What needs to be done:
Give the number of lines in the records below that include "Улангина". Reply with that number alone.

Material supplied:

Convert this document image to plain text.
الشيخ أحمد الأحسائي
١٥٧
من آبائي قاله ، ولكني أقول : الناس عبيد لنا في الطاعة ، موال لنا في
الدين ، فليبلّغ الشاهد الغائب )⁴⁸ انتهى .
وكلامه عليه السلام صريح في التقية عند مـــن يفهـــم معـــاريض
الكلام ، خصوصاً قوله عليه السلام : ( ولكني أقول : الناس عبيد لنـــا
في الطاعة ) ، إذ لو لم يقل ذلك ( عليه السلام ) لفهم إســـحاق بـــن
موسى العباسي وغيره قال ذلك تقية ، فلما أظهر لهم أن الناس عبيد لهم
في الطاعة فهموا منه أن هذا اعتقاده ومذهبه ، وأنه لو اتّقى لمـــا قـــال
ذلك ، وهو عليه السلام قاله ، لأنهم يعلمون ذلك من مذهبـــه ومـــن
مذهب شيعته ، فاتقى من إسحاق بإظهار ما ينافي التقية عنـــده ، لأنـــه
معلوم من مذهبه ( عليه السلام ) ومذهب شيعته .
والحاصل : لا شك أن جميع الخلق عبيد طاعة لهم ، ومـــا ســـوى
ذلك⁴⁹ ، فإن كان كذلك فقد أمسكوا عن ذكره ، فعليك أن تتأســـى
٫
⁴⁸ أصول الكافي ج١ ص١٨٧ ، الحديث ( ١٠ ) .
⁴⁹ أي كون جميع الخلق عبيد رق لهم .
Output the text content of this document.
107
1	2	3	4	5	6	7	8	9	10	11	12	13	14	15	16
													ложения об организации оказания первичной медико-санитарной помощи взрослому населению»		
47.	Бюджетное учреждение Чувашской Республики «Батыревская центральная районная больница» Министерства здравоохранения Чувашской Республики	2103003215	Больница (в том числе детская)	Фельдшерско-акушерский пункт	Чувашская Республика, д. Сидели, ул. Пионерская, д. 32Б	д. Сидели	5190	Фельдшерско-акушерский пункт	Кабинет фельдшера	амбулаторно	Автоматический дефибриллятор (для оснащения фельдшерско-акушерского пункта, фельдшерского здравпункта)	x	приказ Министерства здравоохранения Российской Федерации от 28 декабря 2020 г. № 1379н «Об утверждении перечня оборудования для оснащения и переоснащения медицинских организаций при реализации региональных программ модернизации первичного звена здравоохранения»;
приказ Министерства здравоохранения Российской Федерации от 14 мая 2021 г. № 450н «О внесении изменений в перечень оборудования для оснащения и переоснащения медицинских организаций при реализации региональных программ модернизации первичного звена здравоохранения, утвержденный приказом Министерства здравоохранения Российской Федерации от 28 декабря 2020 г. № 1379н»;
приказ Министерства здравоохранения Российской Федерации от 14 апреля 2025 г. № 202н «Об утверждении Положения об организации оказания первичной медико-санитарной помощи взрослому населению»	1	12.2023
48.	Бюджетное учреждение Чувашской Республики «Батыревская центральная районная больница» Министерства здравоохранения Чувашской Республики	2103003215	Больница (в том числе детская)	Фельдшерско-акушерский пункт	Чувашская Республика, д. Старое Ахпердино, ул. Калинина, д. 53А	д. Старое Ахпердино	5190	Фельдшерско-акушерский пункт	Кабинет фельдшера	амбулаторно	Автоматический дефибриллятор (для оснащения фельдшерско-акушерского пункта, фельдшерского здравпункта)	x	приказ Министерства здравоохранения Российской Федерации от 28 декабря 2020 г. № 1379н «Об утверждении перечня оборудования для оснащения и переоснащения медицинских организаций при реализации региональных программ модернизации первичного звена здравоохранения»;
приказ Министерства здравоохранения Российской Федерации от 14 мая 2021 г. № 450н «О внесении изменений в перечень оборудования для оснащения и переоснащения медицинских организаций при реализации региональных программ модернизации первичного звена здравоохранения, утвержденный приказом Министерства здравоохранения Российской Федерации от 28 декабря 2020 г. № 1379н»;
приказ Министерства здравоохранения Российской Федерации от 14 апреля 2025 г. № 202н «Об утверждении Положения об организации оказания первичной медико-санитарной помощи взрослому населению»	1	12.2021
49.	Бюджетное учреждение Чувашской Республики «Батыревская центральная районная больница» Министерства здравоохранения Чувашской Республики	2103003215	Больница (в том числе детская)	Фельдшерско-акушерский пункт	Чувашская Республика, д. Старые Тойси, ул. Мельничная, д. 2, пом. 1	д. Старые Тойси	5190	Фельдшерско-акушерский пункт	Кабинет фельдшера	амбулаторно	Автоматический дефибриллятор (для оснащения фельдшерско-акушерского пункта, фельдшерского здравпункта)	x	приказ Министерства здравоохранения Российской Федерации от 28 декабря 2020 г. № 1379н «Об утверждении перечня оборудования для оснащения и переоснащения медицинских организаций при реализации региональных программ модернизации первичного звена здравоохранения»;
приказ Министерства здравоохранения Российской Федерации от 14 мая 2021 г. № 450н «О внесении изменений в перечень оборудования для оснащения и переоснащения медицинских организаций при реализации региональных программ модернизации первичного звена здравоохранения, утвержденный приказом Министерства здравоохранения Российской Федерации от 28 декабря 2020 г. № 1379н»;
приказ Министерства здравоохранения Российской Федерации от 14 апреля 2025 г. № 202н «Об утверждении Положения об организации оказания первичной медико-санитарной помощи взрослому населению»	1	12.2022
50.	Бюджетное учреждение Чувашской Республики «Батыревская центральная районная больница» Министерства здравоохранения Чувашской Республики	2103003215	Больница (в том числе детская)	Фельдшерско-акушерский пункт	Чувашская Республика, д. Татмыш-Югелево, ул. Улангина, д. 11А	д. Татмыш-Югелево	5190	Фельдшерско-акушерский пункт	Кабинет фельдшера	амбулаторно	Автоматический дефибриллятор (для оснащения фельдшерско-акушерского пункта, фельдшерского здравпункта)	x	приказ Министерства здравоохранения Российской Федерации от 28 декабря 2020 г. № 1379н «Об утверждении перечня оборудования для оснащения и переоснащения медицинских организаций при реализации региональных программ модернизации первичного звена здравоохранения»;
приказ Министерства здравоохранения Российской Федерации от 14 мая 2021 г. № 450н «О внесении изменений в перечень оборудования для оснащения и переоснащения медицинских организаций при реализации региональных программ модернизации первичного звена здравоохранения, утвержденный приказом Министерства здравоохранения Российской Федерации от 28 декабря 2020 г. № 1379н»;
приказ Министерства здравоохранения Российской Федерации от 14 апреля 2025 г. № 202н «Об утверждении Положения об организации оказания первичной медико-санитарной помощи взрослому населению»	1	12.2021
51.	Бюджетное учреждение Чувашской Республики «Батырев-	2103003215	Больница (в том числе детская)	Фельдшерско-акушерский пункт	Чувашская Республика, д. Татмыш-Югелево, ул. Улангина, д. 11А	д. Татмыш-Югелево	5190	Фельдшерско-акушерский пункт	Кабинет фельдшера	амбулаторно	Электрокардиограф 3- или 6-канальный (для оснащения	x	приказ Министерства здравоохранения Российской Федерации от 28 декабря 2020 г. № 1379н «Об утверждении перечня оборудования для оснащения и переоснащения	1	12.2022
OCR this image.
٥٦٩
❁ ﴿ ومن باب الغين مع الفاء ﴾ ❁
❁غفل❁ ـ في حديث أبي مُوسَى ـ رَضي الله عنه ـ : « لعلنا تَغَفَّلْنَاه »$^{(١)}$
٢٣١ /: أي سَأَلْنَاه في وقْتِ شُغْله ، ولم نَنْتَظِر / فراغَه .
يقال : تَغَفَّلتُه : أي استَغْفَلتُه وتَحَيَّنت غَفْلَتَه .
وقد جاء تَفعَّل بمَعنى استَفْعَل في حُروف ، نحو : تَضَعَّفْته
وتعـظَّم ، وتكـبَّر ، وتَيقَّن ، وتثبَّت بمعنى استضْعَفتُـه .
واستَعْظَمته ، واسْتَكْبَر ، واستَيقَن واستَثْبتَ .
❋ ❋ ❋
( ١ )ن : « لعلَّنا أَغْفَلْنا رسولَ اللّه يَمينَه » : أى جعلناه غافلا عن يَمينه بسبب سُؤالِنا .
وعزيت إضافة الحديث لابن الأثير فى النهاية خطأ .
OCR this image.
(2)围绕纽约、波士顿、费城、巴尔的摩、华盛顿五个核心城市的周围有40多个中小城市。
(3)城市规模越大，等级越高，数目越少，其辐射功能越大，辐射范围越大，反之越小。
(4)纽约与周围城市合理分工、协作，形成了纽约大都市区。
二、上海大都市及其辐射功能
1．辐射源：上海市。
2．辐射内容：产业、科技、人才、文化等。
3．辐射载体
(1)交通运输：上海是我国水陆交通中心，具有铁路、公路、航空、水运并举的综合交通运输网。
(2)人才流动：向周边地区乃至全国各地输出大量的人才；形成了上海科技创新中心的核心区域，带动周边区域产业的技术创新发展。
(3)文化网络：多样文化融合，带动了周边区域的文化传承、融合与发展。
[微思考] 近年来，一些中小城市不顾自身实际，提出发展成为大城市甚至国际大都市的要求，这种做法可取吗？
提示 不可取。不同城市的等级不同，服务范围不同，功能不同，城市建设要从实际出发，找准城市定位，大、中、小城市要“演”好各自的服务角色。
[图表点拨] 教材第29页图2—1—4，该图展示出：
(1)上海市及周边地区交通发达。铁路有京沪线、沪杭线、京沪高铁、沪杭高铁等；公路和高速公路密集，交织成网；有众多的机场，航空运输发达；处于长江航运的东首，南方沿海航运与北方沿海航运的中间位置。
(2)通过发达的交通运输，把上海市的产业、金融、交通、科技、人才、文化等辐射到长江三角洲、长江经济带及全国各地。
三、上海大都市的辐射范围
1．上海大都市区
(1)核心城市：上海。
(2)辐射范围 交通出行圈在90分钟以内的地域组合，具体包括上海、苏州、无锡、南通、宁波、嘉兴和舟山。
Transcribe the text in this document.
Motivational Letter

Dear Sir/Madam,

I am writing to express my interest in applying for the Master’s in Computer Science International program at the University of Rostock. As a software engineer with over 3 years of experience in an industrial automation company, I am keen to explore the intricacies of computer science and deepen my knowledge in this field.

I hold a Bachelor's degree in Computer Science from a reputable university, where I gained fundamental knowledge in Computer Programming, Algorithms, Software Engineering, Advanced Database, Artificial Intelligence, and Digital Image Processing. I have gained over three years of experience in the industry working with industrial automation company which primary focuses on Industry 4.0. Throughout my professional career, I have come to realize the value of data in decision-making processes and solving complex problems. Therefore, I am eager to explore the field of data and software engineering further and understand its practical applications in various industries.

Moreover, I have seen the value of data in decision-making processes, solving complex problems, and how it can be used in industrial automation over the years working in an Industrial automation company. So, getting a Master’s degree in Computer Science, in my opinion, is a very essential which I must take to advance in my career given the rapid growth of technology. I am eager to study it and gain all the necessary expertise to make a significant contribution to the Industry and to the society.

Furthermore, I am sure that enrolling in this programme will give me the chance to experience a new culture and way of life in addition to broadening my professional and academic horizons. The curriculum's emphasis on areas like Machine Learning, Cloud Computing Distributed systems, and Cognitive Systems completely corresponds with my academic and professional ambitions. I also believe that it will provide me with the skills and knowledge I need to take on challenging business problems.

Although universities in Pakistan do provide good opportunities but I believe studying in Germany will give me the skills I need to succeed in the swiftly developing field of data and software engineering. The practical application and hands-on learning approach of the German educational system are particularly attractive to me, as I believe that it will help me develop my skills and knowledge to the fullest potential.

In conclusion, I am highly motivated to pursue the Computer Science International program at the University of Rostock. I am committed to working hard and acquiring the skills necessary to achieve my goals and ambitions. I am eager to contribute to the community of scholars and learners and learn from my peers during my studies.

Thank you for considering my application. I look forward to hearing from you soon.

Result below:
2